# Task statement:
Every line below that contains "normes" is to be copied.

(Records from a data collection)
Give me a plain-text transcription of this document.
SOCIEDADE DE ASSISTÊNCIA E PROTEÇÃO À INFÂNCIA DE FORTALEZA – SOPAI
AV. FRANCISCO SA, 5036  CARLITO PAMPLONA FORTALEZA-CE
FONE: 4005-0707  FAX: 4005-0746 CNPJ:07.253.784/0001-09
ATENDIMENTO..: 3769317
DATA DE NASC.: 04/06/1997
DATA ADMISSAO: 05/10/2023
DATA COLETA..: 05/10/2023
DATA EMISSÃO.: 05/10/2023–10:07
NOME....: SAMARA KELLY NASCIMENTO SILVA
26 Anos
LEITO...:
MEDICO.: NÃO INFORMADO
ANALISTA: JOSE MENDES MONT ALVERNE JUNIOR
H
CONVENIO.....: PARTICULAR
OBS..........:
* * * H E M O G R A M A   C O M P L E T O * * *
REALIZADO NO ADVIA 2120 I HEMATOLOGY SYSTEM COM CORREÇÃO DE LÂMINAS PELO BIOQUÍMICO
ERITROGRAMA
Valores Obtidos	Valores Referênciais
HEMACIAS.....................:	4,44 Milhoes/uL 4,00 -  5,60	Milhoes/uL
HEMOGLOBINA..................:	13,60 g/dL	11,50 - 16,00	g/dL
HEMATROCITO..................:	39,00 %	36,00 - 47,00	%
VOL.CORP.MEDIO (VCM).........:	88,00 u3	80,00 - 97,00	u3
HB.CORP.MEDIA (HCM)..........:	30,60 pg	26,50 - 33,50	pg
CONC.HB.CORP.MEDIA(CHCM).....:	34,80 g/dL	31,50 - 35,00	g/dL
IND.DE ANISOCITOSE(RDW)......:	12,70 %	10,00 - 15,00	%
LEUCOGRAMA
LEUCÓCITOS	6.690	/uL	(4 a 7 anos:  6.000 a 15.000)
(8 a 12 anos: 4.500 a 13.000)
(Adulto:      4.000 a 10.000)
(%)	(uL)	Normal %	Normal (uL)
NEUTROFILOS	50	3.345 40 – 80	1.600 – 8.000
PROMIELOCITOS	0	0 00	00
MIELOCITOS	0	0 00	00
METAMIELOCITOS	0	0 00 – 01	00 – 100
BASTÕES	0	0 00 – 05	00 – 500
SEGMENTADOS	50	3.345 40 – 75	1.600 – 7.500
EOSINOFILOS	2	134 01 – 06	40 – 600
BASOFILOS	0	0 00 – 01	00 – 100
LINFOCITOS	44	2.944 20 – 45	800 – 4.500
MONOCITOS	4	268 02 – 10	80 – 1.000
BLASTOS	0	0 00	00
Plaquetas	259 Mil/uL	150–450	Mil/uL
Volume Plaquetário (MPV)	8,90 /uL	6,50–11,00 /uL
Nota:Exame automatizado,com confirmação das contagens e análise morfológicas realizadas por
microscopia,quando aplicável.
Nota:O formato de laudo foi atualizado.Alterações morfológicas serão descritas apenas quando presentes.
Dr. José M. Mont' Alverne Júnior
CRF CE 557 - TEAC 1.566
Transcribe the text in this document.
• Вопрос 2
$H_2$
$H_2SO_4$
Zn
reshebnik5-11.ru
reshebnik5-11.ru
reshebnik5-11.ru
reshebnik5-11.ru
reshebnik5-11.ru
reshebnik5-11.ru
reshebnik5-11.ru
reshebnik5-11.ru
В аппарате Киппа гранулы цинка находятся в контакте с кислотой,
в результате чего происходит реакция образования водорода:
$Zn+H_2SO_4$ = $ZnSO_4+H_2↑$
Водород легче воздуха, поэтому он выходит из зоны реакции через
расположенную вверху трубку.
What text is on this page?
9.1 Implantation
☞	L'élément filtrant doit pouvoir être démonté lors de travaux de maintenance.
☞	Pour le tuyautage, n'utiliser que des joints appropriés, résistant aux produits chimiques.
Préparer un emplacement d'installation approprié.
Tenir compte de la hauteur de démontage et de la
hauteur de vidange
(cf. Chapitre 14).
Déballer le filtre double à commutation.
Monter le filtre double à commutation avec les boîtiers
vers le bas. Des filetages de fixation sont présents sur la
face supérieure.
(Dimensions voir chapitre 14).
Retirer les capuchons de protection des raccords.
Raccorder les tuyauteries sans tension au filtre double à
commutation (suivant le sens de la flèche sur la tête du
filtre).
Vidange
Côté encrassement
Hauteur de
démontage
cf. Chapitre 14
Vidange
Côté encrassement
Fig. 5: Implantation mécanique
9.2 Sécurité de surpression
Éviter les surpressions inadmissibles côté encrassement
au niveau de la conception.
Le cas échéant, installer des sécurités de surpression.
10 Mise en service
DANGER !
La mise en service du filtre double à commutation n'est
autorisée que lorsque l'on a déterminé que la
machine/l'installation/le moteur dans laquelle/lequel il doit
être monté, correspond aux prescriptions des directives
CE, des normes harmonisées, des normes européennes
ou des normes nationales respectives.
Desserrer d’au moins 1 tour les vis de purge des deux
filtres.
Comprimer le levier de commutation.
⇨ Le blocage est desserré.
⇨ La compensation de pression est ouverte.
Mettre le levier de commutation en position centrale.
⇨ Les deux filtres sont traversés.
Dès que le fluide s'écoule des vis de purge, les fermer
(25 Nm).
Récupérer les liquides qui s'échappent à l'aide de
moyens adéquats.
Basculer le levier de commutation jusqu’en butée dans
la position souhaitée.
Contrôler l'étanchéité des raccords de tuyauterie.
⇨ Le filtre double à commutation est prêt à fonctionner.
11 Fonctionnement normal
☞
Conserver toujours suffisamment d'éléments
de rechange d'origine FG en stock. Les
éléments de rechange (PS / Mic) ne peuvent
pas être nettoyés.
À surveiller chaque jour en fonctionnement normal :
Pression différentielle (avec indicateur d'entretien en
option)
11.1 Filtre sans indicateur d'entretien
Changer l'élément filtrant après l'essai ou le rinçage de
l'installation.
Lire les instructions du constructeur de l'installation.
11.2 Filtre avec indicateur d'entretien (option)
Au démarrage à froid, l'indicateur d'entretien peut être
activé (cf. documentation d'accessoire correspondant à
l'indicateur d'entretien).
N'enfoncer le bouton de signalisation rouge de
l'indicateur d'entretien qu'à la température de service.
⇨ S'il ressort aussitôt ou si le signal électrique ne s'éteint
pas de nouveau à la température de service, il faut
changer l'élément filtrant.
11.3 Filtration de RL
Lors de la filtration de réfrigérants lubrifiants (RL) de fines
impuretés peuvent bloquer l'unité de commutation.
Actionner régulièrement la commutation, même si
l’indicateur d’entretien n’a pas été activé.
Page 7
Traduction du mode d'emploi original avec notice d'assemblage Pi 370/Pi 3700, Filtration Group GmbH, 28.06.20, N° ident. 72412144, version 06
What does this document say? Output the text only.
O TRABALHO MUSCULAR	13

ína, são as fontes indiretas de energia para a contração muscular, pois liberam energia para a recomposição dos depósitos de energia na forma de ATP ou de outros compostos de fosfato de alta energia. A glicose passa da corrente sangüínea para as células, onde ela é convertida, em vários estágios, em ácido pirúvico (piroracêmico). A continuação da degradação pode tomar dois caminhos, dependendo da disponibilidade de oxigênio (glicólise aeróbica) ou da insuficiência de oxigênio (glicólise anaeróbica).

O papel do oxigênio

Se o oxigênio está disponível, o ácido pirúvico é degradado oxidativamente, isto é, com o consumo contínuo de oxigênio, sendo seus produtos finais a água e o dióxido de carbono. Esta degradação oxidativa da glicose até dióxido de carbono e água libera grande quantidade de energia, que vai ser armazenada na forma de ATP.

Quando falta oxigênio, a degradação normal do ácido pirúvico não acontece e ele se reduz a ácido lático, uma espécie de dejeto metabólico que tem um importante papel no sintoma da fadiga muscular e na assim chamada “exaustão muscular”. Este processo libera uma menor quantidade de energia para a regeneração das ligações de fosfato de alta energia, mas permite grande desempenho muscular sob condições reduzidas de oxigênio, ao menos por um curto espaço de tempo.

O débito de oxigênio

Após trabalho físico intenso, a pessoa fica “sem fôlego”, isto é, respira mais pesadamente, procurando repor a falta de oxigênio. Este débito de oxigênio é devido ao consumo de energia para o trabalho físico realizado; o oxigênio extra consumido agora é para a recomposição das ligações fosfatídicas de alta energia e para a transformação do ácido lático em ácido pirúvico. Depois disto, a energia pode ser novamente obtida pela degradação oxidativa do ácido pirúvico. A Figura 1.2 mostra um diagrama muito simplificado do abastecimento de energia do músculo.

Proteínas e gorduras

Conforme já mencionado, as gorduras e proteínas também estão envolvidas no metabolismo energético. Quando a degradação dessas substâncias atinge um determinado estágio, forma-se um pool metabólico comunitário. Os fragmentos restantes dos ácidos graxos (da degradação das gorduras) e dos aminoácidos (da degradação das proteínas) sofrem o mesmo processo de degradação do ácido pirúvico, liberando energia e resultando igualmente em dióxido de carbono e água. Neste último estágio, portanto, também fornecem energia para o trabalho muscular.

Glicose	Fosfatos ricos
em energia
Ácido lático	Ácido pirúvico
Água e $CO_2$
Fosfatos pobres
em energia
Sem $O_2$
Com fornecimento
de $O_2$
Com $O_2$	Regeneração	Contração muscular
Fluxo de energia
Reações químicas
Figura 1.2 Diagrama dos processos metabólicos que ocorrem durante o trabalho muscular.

# Output for this exercise:
CE, des normes harmonisées, des normes européennes
ou des normes nationales respectives.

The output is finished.